● Stated task
Copy every line of the listing exactly.

● Input records
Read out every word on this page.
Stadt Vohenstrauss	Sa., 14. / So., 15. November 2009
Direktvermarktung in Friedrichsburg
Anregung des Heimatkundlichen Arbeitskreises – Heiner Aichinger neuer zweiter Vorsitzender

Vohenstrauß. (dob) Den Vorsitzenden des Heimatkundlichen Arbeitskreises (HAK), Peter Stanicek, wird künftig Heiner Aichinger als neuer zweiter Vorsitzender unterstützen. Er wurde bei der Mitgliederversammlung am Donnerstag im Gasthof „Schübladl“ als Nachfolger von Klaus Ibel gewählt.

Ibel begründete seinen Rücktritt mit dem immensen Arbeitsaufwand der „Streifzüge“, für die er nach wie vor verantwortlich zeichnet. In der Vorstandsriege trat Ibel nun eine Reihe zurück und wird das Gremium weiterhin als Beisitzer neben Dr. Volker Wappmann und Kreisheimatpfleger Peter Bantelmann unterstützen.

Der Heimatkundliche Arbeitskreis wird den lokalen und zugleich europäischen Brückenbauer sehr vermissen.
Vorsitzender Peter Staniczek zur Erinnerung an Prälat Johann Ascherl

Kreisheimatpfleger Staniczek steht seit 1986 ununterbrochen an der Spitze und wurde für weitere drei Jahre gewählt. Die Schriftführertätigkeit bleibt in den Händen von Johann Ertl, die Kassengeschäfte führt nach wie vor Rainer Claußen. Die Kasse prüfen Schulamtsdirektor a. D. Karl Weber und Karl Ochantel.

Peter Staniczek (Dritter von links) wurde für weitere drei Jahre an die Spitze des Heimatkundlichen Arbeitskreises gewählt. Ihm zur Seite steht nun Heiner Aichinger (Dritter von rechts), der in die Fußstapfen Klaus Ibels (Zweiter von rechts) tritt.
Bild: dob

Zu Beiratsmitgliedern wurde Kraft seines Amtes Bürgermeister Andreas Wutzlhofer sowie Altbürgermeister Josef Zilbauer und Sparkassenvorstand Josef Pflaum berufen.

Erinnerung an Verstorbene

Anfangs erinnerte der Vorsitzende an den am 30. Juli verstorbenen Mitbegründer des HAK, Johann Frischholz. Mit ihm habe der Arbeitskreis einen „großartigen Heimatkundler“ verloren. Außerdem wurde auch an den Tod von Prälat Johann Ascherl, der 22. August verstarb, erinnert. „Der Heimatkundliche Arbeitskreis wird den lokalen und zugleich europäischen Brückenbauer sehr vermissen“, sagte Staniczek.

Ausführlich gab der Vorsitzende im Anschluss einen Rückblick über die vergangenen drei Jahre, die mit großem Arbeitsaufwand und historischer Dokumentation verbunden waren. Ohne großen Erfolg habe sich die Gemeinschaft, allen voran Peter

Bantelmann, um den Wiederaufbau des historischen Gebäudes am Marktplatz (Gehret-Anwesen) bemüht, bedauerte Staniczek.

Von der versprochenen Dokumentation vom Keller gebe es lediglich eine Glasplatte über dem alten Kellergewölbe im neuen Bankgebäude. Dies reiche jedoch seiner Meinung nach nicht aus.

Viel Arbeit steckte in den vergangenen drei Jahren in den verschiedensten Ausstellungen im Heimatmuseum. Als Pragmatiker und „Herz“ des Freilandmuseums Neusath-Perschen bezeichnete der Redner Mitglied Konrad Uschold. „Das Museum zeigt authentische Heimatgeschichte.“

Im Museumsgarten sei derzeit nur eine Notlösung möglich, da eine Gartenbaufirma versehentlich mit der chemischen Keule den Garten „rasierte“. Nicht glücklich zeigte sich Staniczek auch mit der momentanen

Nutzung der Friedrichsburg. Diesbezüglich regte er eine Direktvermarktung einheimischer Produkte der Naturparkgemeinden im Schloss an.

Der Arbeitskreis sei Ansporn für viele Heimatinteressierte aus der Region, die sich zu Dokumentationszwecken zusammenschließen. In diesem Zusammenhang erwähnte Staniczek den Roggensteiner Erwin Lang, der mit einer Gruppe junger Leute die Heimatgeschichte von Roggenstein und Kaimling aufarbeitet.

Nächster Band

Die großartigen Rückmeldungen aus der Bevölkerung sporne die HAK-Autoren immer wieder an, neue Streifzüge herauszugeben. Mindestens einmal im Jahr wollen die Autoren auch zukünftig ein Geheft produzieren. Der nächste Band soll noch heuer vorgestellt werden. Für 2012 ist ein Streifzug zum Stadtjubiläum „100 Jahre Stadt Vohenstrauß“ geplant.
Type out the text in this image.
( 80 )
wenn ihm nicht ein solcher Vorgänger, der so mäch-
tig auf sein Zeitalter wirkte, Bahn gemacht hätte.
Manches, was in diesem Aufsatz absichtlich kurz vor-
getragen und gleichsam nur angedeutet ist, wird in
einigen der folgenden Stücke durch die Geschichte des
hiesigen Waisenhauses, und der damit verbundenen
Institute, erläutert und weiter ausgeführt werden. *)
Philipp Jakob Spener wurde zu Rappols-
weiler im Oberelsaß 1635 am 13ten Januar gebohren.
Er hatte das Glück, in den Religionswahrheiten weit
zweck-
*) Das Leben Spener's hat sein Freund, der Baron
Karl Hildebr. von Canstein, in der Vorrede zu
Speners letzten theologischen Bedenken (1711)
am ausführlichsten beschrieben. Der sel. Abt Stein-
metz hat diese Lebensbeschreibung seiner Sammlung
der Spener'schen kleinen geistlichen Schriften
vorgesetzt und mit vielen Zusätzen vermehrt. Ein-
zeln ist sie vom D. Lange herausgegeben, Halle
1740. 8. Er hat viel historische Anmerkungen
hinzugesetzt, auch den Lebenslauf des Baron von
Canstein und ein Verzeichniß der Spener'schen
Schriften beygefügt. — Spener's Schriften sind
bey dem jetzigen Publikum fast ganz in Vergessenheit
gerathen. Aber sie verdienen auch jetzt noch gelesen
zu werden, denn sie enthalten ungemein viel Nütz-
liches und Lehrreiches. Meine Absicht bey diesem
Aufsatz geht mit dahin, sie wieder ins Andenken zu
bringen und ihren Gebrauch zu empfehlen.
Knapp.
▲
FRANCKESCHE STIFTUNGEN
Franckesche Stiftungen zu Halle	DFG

● Answer for the task
Read out every word on this page.
Stadt Vohenstrauss	Sa., 14. / So., 15. November 2009
Direktvermarktung in Friedrichsburg
Anregung des Heimatkundlichen Arbeitskreises – Heiner Aichinger neuer zweiter Vorsitzender

Vohenstrauß. (dob) Den Vorsitzenden des Heimatkundlichen Arbeitskreises (HAK), Peter Stanicek, wird künftig Heiner Aichinger als neuer zweiter Vorsitzender unterstützen. Er wurde bei der Mitgliederversammlung am Donnerstag im Gasthof „Schübladl“ als Nachfolger von Klaus Ibel gewählt.

Ibel begründete seinen Rücktritt mit dem immensen Arbeitsaufwand der „Streifzüge“, für die er nach wie vor verantwortlich zeichnet. In der Vorstandsriege trat Ibel nun eine Reihe zurück und wird das Gremium weiterhin als Beisitzer neben Dr. Volker Wappmann und Kreisheimatpfleger Peter Bantelmann unterstützen.

Der Heimatkundliche Arbeitskreis wird den lokalen und zugleich europäischen Brückenbauer sehr vermissen.
Vorsitzender Peter Staniczek zur Erinnerung an Prälat Johann Ascherl

Kreisheimatpfleger Staniczek steht seit 1986 ununterbrochen an der Spitze und wurde für weitere drei Jahre gewählt. Die Schriftführertätigkeit bleibt in den Händen von Johann Ertl, die Kassengeschäfte führt nach wie vor Rainer Claußen. Die Kasse prüfen Schulamtsdirektor a. D. Karl Weber und Karl Ochantel.

Peter Staniczek (Dritter von links) wurde für weitere drei Jahre an die Spitze des Heimatkundlichen Arbeitskreises gewählt. Ihm zur Seite steht nun Heiner Aichinger (Dritter von rechts), der in die Fußstapfen Klaus Ibels (Zweiter von rechts) tritt.
Bild: dob

Zu Beiratsmitgliedern wurde Kraft seines Amtes Bürgermeister Andreas Wutzlhofer sowie Altbürgermeister Josef Zilbauer und Sparkassenvorstand Josef Pflaum berufen.

Erinnerung an Verstorbene

Anfangs erinnerte der Vorsitzende an den am 30. Juli verstorbenen Mitbegründer des HAK, Johann Frischholz. Mit ihm habe der Arbeitskreis einen „großartigen Heimatkundler“ verloren. Außerdem wurde auch an den Tod von Prälat Johann Ascherl, der 22. August verstarb, erinnert. „Der Heimatkundliche Arbeitskreis wird den lokalen und zugleich europäischen Brückenbauer sehr vermissen“, sagte Staniczek.

Ausführlich gab der Vorsitzende im Anschluss einen Rückblick über die vergangenen drei Jahre, die mit großem Arbeitsaufwand und historischer Dokumentation verbunden waren. Ohne großen Erfolg habe sich die Gemeinschaft, allen voran Peter

Bantelmann, um den Wiederaufbau des historischen Gebäudes am Marktplatz (Gehret-Anwesen) bemüht, bedauerte Staniczek.

Von der versprochenen Dokumentation vom Keller gebe es lediglich eine Glasplatte über dem alten Kellergewölbe im neuen Bankgebäude. Dies reiche jedoch seiner Meinung nach nicht aus.

Viel Arbeit steckte in den vergangenen drei Jahren in den verschiedensten Ausstellungen im Heimatmuseum. Als Pragmatiker und „Herz“ des Freilandmuseums Neusath-Perschen bezeichnete der Redner Mitglied Konrad Uschold. „Das Museum zeigt authentische Heimatgeschichte.“

Im Museumsgarten sei derzeit nur eine Notlösung möglich, da eine Gartenbaufirma versehentlich mit der chemischen Keule den Garten „rasierte“. Nicht glücklich zeigte sich Staniczek auch mit der momentanen

Nutzung der Friedrichsburg. Diesbezüglich regte er eine Direktvermarktung einheimischer Produkte der Naturparkgemeinden im Schloss an.

Der Arbeitskreis sei Ansporn für viele Heimatinteressierte aus der Region, die sich zu Dokumentationszwecken zusammenschließen. In diesem Zusammenhang erwähnte Staniczek den Roggensteiner Erwin Lang, der mit einer Gruppe junger Leute die Heimatgeschichte von Roggenstein und Kaimling aufarbeitet.

Nächster Band

Die großartigen Rückmeldungen aus der Bevölkerung sporne die HAK-Autoren immer wieder an, neue Streifzüge herauszugeben. Mindestens einmal im Jahr wollen die Autoren auch zukünftig ein Geheft produzieren. Der nächste Band soll noch heuer vorgestellt werden. Für 2012 ist ein Streifzug zum Stadtjubiläum „100 Jahre Stadt Vohenstrauß“ geplant.
Type out the text in this image.
( 80 )
wenn ihm nicht ein solcher Vorgänger, der so mäch-
tig auf sein Zeitalter wirkte, Bahn gemacht hätte.
Manches, was in diesem Aufsatz absichtlich kurz vor-
getragen und gleichsam nur angedeutet ist, wird in
einigen der folgenden Stücke durch die Geschichte des
hiesigen Waisenhauses, und der damit verbundenen
Institute, erläutert und weiter ausgeführt werden. *)
Philipp Jakob Spener wurde zu Rappols-
weiler im Oberelsaß 1635 am 13ten Januar gebohren.
Er hatte das Glück, in den Religionswahrheiten weit
zweck-
*) Das Leben Spener's hat sein Freund, der Baron
Karl Hildebr. von Canstein, in der Vorrede zu
Speners letzten theologischen Bedenken (1711)
am ausführlichsten beschrieben. Der sel. Abt Stein-
metz hat diese Lebensbeschreibung seiner Sammlung
der Spener'schen kleinen geistlichen Schriften
vorgesetzt und mit vielen Zusätzen vermehrt. Ein-
zeln ist sie vom D. Lange herausgegeben, Halle
1740. 8. Er hat viel historische Anmerkungen
hinzugesetzt, auch den Lebenslauf des Baron von
Canstein und ein Verzeichniß der Spener'schen
Schriften beygefügt. — Spener's Schriften sind
bey dem jetzigen Publikum fast ganz in Vergessenheit
gerathen. Aber sie verdienen auch jetzt noch gelesen
zu werden, denn sie enthalten ungemein viel Nütz-
liches und Lehrreiches. Meine Absicht bey diesem
Aufsatz geht mit dahin, sie wieder ins Andenken zu
bringen und ihren Gebrauch zu empfehlen.
Knapp.
▲
FRANCKESCHE STIFTUNGEN
Franckesche Stiftungen zu Halle	DFG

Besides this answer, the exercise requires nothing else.